> **WRITTEN REQUEST A**
Which factors does the clusterducks overview say make network requirements differ?
> **WRITTEN REQUEST B**
Resume the clusterducks overview right after its final sentence and continue it.

[START PASSAGE PROVIDED]

Multiple ways to peel an orange

Use Cases

Datacenter system deployment (imaging/roll-out) & management
Workstation image management for any size office space
- Virtual or bare metal desktops running Windows or Linux without any modification to the OS
- Transparent to end-users, no performance loss
- Update one workstation, others can reboot to reprovision to the new version automatically
- Changes to OS can be eliminated on reboot; zero risk of tampering by end-users because of top-down policy enforcement by the network
Developer environments
- Create multiple netboot templates for testing developed software in many environments
- Temporarily (or permanently) roll-back template changes on a per-device basis, allowing bug verification against past platforms with less headaches
- Take developer focus away from VM lifecycle management to spend more time on real issues

Configuration Examples

Networks have different requirements because of various factors: financial considerations, scale of implementation, reliability, performance, and capacity.

Single-server

It is entirely possible (although less safe) to run all storage and compute services from just one node; but as of v0.9.3 there is no straightforward method for backups with a single node aside from running a virtual server on the same server that is connected to separate disks. External ZFS backup tools could be leveraged, but if they interact with Group or vDisk snapshots, you may want to reconsider.

If a user were to write a script using our API to do send/recv using database snapshots, it'd probably be added to our clusterducks/misc-scripts repository.

Multiple servers

When a network is configured, the first server is designated as the master server. This is done mainly to accomodate the use of filesystems that do not support native clustering (ZFS), thus the connection between the master and all slaves should be sized accordingly to avoid suffering long replication times with large dataset changes.

Though the relationship is described as master-slave, all slave nodes are active and support "read-only" OS images whose writes are discarded when the device reboots. This is different from the typical high availability configuration where a server is on standby until needed; on clusterducks networks, all resources are available whenever possible.

Group replication occurs via API request; there is a built-in scheduling interface, but it is in alpha stages.

[END PASSAGE PROVIDED]
[START STORED ROWS]

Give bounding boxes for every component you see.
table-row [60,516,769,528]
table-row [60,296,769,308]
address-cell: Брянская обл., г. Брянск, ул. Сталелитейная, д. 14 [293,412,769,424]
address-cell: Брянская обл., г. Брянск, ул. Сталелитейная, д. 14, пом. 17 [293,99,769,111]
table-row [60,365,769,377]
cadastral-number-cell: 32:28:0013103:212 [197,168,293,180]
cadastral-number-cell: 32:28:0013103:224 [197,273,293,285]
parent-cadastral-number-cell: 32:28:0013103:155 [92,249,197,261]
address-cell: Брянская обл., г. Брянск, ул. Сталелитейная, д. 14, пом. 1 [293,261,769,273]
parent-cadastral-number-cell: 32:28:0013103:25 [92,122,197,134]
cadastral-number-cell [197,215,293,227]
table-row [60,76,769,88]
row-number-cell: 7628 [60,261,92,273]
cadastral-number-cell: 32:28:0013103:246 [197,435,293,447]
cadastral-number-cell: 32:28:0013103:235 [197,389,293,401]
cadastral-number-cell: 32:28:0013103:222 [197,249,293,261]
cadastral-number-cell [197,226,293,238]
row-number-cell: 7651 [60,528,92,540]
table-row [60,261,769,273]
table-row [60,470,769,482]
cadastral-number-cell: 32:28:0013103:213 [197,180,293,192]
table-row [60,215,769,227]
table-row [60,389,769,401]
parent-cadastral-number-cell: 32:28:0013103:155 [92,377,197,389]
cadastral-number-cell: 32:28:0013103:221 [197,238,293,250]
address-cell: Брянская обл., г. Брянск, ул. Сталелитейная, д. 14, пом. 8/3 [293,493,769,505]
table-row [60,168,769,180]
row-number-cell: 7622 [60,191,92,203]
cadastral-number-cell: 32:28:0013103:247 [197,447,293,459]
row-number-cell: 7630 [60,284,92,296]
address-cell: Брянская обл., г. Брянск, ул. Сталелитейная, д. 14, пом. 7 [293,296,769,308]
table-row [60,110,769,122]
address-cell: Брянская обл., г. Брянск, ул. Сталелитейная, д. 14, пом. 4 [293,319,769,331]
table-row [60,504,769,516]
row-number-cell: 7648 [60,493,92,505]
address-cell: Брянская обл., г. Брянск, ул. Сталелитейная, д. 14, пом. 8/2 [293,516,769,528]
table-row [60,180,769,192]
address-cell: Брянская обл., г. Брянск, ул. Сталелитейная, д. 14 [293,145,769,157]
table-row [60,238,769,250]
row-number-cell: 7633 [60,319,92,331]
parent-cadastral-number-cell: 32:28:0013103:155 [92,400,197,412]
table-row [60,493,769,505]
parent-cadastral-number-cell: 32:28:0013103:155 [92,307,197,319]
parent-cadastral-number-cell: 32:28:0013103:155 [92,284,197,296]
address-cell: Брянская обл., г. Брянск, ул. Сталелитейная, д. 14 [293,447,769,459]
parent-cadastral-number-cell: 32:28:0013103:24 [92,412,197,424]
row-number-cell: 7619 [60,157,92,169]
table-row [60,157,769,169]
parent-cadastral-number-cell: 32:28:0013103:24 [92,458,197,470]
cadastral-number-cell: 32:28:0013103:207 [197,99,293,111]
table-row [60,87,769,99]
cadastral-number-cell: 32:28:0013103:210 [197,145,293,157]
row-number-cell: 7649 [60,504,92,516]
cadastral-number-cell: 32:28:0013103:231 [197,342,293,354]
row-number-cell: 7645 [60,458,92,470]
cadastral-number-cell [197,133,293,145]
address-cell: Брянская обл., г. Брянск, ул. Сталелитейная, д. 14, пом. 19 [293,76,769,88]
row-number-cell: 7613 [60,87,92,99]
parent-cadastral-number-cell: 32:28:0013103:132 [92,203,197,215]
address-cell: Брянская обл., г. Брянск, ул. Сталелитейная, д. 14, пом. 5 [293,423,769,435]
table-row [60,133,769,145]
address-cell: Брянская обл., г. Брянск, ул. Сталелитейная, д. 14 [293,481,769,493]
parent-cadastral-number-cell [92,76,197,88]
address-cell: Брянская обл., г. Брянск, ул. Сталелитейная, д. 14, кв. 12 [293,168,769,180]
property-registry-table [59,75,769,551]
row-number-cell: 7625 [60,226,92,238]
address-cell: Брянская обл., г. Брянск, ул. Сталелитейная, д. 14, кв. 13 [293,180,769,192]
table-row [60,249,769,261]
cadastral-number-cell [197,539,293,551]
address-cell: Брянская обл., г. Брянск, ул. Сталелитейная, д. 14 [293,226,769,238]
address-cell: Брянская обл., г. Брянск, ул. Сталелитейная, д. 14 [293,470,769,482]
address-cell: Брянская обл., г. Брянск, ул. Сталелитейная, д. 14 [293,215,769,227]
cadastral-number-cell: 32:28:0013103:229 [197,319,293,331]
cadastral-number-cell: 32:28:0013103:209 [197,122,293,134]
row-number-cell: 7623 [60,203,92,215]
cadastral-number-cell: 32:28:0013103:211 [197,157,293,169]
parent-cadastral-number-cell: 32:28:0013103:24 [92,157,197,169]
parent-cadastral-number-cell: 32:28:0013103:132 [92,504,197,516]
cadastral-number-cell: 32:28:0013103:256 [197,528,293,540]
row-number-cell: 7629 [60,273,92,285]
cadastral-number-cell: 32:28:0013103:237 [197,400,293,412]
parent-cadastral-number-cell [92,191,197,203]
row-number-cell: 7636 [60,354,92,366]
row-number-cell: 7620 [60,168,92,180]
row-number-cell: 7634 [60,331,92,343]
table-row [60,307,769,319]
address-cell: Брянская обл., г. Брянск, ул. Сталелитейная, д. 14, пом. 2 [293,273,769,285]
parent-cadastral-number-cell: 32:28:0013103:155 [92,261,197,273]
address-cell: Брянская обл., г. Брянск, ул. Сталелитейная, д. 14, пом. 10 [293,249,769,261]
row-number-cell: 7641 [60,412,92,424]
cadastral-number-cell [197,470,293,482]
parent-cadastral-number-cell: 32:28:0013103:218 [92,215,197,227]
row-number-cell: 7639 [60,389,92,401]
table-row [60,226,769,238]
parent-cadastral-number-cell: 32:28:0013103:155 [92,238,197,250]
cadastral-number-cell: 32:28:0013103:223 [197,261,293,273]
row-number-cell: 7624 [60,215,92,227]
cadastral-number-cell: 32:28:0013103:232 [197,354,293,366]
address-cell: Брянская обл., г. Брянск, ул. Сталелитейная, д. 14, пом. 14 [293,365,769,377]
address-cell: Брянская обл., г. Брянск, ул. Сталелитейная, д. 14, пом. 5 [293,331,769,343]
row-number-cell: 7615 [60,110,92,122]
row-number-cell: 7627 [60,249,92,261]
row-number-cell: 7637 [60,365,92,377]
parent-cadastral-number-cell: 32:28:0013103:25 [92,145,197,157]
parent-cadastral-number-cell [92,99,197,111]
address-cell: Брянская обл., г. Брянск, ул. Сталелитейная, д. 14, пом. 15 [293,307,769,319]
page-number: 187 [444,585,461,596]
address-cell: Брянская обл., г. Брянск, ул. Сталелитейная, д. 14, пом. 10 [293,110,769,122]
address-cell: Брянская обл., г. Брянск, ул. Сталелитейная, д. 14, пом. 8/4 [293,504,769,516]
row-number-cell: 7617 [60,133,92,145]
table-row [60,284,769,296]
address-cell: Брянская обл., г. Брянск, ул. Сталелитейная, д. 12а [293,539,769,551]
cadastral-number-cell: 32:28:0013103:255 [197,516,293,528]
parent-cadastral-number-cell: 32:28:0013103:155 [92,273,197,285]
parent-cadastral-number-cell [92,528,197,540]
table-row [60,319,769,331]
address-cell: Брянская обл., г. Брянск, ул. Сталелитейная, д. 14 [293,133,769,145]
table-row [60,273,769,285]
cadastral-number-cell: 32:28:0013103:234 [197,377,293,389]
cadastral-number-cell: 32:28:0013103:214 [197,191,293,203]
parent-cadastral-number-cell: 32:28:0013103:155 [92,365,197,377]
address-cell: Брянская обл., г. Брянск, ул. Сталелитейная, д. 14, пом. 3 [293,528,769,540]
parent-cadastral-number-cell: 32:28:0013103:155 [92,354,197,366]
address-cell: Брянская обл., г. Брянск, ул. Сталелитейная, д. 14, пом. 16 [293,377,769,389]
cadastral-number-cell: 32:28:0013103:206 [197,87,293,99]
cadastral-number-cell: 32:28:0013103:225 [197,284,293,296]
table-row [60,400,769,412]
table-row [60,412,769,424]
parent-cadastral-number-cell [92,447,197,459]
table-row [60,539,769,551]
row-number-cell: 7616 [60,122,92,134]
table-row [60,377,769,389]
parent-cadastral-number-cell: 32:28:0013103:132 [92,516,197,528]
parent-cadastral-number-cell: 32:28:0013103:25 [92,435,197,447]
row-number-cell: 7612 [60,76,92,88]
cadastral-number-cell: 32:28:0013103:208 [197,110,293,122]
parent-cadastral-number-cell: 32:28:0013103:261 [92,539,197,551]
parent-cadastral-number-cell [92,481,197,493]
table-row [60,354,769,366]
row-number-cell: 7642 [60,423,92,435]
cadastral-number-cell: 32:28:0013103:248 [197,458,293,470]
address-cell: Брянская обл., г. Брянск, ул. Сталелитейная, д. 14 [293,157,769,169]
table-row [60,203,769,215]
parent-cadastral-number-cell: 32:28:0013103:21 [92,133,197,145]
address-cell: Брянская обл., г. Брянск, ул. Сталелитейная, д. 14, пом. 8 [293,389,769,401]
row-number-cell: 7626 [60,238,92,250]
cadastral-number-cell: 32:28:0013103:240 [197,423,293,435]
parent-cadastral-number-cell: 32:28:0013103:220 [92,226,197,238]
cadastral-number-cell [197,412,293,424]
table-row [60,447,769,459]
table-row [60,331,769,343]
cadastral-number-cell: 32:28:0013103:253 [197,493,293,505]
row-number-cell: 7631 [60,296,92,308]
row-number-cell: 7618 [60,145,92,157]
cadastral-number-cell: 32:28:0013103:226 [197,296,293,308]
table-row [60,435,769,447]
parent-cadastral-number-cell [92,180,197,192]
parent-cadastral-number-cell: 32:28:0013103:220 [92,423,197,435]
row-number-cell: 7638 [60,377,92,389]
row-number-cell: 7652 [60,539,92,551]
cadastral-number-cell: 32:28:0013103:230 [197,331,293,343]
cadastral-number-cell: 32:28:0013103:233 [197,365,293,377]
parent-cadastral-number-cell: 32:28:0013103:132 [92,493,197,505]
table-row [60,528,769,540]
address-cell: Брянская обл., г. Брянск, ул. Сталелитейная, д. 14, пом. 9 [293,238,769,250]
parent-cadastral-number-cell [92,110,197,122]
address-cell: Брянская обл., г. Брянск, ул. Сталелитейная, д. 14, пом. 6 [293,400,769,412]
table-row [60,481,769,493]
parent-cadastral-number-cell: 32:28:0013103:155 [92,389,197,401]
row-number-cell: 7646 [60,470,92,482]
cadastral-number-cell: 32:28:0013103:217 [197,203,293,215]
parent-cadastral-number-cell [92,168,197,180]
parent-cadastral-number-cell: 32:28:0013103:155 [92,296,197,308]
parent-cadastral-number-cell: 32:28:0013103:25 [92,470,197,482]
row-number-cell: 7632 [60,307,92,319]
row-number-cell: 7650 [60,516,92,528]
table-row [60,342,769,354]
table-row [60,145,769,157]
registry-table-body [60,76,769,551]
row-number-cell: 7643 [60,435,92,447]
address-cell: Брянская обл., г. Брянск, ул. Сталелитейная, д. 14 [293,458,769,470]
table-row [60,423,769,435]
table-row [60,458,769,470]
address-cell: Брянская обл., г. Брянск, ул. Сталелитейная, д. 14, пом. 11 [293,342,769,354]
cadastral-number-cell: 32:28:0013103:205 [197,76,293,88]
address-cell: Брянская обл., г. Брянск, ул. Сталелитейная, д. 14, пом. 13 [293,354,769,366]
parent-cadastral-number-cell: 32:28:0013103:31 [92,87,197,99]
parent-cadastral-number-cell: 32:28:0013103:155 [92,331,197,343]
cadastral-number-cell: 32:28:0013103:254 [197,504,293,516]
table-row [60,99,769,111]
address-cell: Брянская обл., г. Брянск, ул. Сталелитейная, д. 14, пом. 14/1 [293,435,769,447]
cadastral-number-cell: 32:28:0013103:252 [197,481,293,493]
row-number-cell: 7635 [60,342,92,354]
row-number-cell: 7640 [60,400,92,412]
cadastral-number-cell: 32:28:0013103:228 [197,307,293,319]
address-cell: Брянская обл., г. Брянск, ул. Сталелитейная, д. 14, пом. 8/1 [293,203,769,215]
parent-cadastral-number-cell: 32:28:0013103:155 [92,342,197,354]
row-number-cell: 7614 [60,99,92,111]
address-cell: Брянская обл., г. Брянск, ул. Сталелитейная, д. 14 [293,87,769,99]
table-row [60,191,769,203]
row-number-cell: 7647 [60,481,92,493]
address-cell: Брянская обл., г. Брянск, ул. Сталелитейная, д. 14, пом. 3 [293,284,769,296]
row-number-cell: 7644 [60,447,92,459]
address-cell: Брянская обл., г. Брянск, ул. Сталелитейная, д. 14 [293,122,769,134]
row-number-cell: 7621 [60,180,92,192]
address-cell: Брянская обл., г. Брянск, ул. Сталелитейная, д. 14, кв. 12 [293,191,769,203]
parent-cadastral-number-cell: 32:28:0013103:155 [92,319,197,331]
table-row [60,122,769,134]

[END STORED ROWS]

> **EXPECTED ANSWER A**
Financial considerations, scale of implementation, reliability, performance, and capacity.

> **EXPECTED ANSWER B**
vDisk replication checks are triggered every time the statistics collection cron job runs (every minute, or greater), though it will not send/recv unless needed; either the amount of data written to disk or the time elapsed since last snapshot (or both) exceed threshold.

Devices running on slave nodes still have access to persistent data from assigned vDisks. Replication between slave servers is planned for a future release.

Load Balancing
- Any thawed devices (OS volume is not reprovisioned during boot) will be redirected to the network master during PXE initialization to ensure that any changes to the OS image can be replicated to slaves appropriately.
- Devices in their default state (frozen: OS volume is reprovisioned during boot) can use a load balance mode to sort the list of attempted servers by a score that the panel calculates during statistics collection, based on metrics like CPU load, network and disk throughput, and the number of clients that are connected.
Round Robin
- A simple incremental approach to attempting servers is also available - the counter is stored per-device, so one devices' behaviour does not affect another. This mode may not result in balanced resource usage, however, for sites who frequently lose network access it may be the better choice as the Load Balancing approach contacts the control panel to retrieve updated server sorting scores.

In the Datacenter

clusterducks can run on commodity server offerings from any provider that offers servers with ECC memory; even Amazon Web Services (EC2).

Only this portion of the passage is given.